§ **Exercise**:
Write out each line of the material again, word for word.

Part of a data file:
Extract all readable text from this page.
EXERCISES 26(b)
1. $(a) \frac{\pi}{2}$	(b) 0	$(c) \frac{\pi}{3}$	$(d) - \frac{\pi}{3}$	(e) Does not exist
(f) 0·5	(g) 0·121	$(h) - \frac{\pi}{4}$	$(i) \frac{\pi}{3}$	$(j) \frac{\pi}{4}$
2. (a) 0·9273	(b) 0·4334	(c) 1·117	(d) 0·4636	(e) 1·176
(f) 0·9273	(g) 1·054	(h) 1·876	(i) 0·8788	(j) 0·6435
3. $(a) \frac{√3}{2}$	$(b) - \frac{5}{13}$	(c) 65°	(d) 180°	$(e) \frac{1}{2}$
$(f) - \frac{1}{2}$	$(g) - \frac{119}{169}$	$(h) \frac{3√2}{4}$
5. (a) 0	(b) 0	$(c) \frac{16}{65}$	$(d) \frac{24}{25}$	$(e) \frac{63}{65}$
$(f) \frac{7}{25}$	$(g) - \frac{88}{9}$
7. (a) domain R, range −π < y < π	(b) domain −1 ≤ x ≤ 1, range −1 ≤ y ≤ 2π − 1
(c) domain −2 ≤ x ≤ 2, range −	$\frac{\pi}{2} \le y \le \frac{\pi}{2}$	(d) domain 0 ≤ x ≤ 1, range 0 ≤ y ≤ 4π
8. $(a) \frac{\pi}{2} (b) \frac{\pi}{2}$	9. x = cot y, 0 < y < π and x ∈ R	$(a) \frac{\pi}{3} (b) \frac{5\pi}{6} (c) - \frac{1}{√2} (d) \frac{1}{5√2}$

§ **Final result**:
Extract all readable text from this page.
EXERCISES 26(b)
1. $(a) \frac{\pi}{2}$	(b) 0	$(c) \frac{\pi}{3}$	$(d) - \frac{\pi}{3}$	(e) Does not exist
(f) 0·5	(g) 0·121	$(h) - \frac{\pi}{4}$	$(i) \frac{\pi}{3}$	$(j) \frac{\pi}{4}$
2. (a) 0·9273	(b) 0·4334	(c) 1·117	(d) 0·4636	(e) 1·176
(f) 0·9273	(g) 1·054	(h) 1·876	(i) 0·8788	(j) 0·6435
3. $(a) \frac{√3}{2}$	$(b) - \frac{5}{13}$	(c) 65°	(d) 180°	$(e) \frac{1}{2}$
$(f) - \frac{1}{2}$	$(g) - \frac{119}{169}$	$(h) \frac{3√2}{4}$
5. (a) 0	(b) 0	$(c) \frac{16}{65}$	$(d) \frac{24}{25}$	$(e) \frac{63}{65}$
$(f) \frac{7}{25}$	$(g) - \frac{88}{9}$
7. (a) domain R, range −π < y < π	(b) domain −1 ≤ x ≤ 1, range −1 ≤ y ≤ 2π − 1
(c) domain −2 ≤ x ≤ 2, range −	$\frac{\pi}{2} \le y \le \frac{\pi}{2}$	(d) domain 0 ≤ x ≤ 1, range 0 ≤ y ≤ 4π
8. $(a) \frac{\pi}{2} (b) \frac{\pi}{2}$	9. x = cot y, 0 < y < π and x ∈ R	$(a) \frac{\pi}{3} (b) \frac{5\pi}{6} (c) - \frac{1}{√2} (d) \frac{1}{5√2}$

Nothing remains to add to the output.